▶ Consegna
Riprendi lo scritto sul binomio destra/sinistra in politica e proseguilo a partire dall'ultima frase riportata.

▶ Brano scelto

Riflessioni in autoisolamento
La politica nel
mondo interconnesso
di Mario Talli
Oggi più che mai
torniamo a chiederci se esiste sempre e se sussisterà anche in futuro il binomio
destra/sinistra.
Da
quasi un trentennio se n'è discusso molto (uno degli ultimi, da
par suo, Norberto Bobbio), molto spesso senza arrivare ad una conclusione.
A mio modestissimo parere,
se si continuerà a parlare di destra e sinistra esclusivamente come categorie
politiche, sia pure con varie sfaccettature per l'uno e l'altro dei due termini,
non si arriverà mai da nessuna parte. Perché le due parole in realtà non
sono altro che la semplificazione di due modi di vedere le cose, di due
concezioni che non riguardano solo la politica, ma che in qualche modo
riassumono due categorie dello
spirito o, se si preferisce, due
concezioni diverse dello stare nel mondo: l'una basata su criteri di giustizia e
di uguaglianza, l'altra che ritiene
pienamente legittimo il concetto di supremazia, principalmente in campo
economico, con le conseguenze che spesso ne derivano nell'ambito
dell'organizzazione degli Stati e in quello dei rapporti sociali. Queste due
concezioni, sempre procedendo per semplificazioni, forse esisteranno per sempre
e, in quanto tali, avranno pieno diritto di esserci, sempre che non contemplino
(o facciano da schermo) soluzioni del tipo dei diversi fascismi o del comunismo
sovietico e simili.

▶ Record del dataset

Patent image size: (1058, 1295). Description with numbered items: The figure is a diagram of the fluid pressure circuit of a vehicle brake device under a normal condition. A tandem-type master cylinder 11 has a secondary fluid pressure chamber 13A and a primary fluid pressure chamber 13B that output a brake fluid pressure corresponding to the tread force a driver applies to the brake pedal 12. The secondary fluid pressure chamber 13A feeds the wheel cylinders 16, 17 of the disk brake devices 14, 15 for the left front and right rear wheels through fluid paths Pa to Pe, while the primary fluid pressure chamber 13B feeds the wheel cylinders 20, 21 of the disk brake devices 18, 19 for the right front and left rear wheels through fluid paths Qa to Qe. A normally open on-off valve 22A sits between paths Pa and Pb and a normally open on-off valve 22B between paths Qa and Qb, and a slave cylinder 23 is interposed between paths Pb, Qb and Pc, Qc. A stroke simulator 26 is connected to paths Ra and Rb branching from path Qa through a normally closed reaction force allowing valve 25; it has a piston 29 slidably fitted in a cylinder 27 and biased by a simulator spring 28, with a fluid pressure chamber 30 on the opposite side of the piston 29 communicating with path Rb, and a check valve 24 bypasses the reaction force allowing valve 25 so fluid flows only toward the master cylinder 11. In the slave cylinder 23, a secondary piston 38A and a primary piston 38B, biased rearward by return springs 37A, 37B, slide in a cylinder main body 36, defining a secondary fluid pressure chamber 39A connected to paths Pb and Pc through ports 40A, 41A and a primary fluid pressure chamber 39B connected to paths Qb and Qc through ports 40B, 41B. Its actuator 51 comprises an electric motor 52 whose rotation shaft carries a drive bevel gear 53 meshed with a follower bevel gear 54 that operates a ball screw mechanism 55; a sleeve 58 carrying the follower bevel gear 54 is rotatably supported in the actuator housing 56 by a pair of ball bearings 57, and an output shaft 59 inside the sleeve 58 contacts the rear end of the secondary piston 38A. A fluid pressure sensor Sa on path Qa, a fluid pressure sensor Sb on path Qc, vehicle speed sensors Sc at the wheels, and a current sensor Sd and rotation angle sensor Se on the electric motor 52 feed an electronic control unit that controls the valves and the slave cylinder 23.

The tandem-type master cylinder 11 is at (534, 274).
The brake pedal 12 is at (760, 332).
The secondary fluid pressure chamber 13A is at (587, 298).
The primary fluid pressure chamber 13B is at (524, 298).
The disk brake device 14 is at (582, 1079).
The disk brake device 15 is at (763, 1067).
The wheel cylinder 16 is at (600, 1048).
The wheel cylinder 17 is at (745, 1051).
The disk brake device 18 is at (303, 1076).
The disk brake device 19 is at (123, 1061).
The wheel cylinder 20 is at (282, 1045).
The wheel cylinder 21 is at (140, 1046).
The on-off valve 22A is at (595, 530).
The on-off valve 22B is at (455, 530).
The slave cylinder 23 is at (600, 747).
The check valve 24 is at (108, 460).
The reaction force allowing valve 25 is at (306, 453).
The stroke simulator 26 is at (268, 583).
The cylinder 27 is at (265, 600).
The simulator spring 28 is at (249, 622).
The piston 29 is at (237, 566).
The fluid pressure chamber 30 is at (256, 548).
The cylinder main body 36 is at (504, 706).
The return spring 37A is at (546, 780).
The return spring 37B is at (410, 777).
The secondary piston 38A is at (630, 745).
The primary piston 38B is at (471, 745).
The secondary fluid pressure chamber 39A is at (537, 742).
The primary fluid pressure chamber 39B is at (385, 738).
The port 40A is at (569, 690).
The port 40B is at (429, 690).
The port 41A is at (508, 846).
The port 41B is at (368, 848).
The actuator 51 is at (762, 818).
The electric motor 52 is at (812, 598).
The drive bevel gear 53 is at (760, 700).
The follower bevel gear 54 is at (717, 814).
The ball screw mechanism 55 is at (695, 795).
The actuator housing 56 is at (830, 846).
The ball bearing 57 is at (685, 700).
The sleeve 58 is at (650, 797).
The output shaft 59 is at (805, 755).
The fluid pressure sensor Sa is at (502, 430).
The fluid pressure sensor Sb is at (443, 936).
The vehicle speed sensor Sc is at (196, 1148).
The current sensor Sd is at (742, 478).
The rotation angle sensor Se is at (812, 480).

▶ Risposta
L'odierna realtà politica, sociale e civile in Italia e nel mondo è piuttosto
illuminante. Ho parlato prima di semplificazione. Restando sempre in questo
ambito credo si possa dire che mai come oggi e particolarmente in questi
ultimissimi tempi, dalla capitolazione dell'Urss in poi, nonostante alcune
conquiste democratiche, come, ad
esempio, nel cammino non ancora concluso della piena uguaglianza tra uomini e
donne, la destra e tutto ciò che s'intende con questa definizione appare
indiscutibilmente trionfante. E la
sinistra, al contrario, sembra che si trovi in una
sorta di apnea. Mai come oggi il centrodestra predomina in quasi tutti i
paesi e i continenti, con la sola eccezione della Cina, la quale, tuttavia,
benché nominalmente erede di un regime comunista, non è sicuramente seconda a
nessuno per la potenza e la pervasività del suo sistema di capitalismo
monopolistico.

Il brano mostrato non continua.